---------- TEXT EXTRACT
In various embodiments of the invention, it is proposed to utilize media information to sense conditions in the vicinity of an elevator or building to maintain or improve elevator user experience, reduce elevator energy consumption, or lower elevator maintenance costs.

An exemplary flow regarding elevator operation control will be described below.

Fig. 3 is a flow chart showing elevator operation control in accordance with various embodiments of the present invention.

In process 310, media information is received and stored over a network. For example, media information may be received from a social media server over a network and stored. The media information includes, for example, traffic information, activity information, or alarm information.

In process 320, an indication of an event that has occurred or is about to occur is obtained based on the media information. The indication may include the date, time, and location information of the event. In some embodiments, the traffic information may indicate traffic conditions such as subway outage or traffic line congestion. The activity information may indicate the date, time, and location of an activity which is, for example, movie show time, time for holding a conference, and opening hours of exhibition center. The alert information may be, for example, fire alarm information.

In process 330, one or more buildings associated with the event are determined based on the indication. For example, one or more buildings associated with the event are determined based on location information of the event.

In process 340, a command for controlling the operation of one or more elevators in one or more buildings is generated at least partly based on the indication of an event that has occurred or is about to occur. In some embodiments, the command guides car(s) of the one or more elevators to a specific floor. In some embodiments, the command sets the operating state of one or more elevators as: start operation, stop operation, high speed mode, low speed mode, or a mode for serving a specific floor.

In an alternative embodiment, a command for controlling the operation of one or more elevators is generated at least partly based on an indication of an event that has occurred or is about to occur and historical data associated with the event. In one example, historical data associated with the event is used to determine an elevator operation mode to be executed. In one example, historical data associated with the event is used to predict the pedestrian flow incurred by an event that has occurred or is about to occur. One of ordinary skill in the art may understand that predictive algorithms may be used to calculate the effective variation of pedestrian flow.
--------------------
* _INSTRUCTIONS FOR THE TASK_: In the elevator control text, what three kinds of information can the media information include? The material that follows comes from a different source than the elevator control text.
---------- DATASET CONTENT
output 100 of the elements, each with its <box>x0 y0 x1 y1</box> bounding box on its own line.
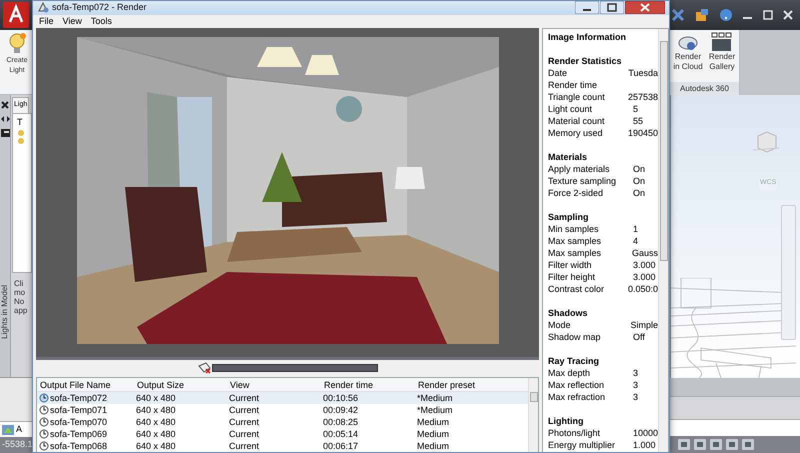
--------------------
* _RESPONSE TO THE TASK_: Traffic information, activity information, or alarm information.